┌─ Supplied entries

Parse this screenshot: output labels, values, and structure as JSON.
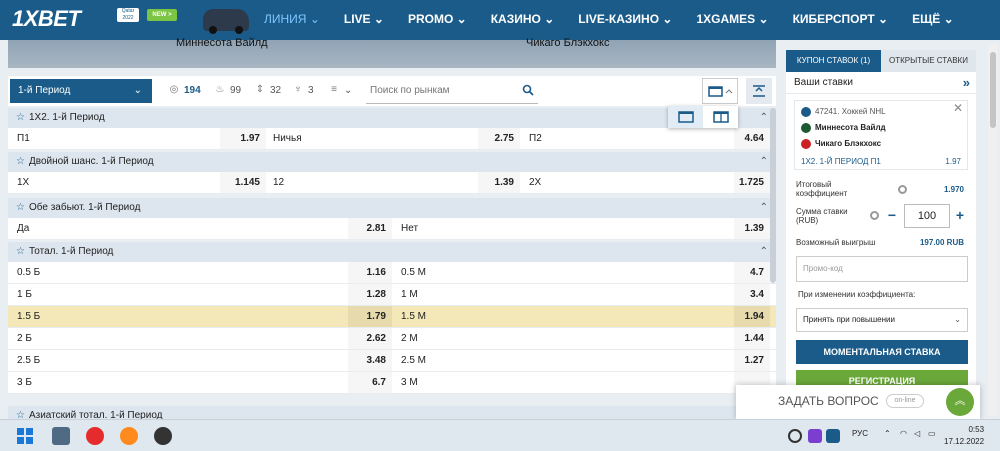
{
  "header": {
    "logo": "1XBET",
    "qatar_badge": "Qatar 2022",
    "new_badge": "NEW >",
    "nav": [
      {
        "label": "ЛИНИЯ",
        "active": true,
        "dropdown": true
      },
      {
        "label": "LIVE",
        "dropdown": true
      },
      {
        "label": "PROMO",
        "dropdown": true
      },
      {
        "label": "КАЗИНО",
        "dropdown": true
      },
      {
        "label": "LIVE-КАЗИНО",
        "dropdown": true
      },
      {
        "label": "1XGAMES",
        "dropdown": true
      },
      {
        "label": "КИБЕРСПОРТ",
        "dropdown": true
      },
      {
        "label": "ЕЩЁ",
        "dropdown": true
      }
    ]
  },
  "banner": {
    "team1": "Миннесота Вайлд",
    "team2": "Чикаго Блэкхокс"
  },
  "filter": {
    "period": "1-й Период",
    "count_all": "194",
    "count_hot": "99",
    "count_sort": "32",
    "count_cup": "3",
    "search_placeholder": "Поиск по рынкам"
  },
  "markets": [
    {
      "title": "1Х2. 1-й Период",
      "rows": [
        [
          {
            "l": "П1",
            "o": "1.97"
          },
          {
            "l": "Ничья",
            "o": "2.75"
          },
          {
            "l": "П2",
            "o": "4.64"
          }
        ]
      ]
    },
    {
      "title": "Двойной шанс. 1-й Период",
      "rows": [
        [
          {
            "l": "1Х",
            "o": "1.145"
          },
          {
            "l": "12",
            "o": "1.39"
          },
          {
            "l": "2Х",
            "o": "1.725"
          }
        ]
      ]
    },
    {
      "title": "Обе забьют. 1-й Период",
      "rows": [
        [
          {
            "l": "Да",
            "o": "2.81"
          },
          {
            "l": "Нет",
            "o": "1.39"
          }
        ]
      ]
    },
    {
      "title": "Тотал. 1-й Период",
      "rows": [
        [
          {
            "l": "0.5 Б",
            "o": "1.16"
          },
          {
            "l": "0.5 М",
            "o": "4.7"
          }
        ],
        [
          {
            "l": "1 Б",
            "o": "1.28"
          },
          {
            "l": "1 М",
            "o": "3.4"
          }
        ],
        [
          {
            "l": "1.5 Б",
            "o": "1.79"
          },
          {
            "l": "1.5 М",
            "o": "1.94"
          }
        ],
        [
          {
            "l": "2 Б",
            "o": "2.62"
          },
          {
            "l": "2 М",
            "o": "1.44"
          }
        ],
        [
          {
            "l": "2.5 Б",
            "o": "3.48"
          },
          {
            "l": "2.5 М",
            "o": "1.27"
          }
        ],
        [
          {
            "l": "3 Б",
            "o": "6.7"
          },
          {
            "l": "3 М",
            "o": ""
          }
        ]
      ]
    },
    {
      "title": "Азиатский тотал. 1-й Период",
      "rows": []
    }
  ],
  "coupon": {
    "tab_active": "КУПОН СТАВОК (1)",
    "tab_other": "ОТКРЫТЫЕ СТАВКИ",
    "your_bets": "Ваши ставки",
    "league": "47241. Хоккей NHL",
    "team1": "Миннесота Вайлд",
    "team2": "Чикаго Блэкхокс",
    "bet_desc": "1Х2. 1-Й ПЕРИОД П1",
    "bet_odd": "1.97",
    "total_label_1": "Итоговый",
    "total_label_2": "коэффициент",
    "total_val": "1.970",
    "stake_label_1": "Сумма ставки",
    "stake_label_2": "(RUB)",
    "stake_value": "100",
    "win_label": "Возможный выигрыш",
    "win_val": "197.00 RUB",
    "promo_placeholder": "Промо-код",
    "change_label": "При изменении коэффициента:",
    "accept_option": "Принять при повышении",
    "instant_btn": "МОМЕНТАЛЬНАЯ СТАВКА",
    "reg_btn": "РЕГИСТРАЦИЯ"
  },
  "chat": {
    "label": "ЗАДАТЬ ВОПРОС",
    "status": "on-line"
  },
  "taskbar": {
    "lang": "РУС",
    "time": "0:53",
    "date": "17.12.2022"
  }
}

└─
┌─ Supplied entries

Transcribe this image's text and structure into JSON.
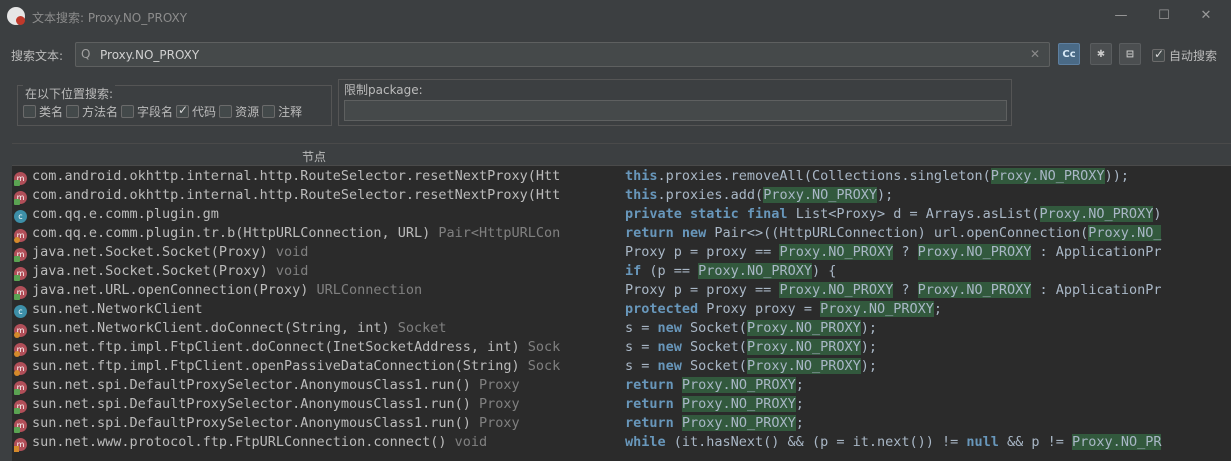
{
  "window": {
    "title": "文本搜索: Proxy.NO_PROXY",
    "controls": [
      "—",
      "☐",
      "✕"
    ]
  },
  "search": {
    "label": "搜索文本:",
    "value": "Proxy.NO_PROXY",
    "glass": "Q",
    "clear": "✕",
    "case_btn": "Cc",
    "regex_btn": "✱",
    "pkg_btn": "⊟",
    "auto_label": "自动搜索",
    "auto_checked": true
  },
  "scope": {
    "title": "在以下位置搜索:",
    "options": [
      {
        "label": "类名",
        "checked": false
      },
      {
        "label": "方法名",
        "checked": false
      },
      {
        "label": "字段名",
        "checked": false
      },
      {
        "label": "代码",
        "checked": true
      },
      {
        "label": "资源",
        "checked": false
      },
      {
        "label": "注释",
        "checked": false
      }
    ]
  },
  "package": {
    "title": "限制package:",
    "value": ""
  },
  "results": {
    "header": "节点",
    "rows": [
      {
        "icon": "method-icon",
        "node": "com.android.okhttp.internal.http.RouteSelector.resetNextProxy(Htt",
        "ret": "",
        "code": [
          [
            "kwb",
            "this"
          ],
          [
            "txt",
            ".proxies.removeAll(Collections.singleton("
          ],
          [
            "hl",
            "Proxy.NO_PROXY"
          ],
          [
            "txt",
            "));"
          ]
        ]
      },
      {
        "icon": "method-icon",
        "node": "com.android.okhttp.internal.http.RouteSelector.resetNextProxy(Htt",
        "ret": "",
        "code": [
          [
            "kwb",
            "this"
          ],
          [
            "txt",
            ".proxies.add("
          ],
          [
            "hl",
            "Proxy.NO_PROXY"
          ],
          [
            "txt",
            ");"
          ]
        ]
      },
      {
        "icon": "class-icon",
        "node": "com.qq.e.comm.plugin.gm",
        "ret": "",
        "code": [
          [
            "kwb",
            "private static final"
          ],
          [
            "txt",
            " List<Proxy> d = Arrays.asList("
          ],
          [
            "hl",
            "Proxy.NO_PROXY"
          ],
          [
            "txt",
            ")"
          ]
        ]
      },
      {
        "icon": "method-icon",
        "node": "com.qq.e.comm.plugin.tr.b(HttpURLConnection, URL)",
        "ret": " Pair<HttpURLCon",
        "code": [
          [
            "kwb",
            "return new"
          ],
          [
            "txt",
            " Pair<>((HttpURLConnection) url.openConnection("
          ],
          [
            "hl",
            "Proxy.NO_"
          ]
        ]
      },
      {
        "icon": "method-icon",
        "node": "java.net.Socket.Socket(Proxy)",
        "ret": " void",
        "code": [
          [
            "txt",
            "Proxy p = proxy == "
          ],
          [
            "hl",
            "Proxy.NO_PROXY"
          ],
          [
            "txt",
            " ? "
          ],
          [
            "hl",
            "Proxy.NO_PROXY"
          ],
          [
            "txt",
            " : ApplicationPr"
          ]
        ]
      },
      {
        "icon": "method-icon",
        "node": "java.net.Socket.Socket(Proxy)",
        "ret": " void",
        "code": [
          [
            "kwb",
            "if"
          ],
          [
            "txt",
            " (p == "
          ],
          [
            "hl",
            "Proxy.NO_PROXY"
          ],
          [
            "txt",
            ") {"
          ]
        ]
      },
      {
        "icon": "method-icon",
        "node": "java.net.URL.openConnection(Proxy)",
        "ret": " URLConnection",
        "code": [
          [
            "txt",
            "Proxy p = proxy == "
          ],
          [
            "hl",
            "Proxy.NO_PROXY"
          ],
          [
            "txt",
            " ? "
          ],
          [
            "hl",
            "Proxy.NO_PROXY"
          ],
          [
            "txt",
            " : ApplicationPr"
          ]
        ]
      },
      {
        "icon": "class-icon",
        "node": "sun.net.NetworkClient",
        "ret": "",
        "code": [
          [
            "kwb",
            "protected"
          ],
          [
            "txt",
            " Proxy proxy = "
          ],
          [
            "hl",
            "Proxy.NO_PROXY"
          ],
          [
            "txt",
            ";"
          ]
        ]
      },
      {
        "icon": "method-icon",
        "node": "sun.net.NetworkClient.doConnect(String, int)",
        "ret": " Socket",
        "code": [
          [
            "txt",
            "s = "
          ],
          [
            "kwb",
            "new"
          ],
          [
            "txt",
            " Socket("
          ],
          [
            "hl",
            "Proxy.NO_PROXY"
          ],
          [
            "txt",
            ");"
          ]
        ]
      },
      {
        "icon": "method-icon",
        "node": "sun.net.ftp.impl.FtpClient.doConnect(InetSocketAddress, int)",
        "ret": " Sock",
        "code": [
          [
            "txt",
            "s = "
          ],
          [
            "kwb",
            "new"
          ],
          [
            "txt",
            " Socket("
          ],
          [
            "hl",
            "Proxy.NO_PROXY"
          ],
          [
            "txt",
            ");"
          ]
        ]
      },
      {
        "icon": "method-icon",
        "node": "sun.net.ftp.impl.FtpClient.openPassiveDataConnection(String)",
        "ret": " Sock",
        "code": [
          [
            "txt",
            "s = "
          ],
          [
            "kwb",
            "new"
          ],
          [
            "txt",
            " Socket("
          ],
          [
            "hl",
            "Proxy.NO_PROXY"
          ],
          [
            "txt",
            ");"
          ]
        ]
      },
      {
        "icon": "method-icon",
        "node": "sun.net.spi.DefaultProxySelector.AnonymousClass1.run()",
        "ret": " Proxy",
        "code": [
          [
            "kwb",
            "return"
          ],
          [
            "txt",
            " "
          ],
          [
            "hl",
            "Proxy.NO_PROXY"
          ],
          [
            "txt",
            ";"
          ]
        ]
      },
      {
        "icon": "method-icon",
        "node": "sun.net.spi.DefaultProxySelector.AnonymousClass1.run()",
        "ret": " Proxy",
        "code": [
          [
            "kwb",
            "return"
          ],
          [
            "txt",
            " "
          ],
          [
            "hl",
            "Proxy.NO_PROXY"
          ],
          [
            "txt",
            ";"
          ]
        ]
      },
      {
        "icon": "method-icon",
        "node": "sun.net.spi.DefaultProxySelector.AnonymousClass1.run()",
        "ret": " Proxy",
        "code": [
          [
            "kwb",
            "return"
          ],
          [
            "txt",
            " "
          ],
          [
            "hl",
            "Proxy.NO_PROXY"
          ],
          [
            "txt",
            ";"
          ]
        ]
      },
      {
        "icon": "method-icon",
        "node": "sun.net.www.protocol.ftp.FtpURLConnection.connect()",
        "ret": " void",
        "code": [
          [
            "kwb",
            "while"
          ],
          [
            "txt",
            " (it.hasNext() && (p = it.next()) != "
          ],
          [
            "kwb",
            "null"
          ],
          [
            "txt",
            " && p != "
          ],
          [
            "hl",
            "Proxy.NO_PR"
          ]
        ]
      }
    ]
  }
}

└─

• [What is being asked]:
Locate each line with the word "Чикаго" and copy it.

• [Task solution]:
    "team2": "Чикаго Блэкхокс"
    "team2": "Чикаго Блэкхокс",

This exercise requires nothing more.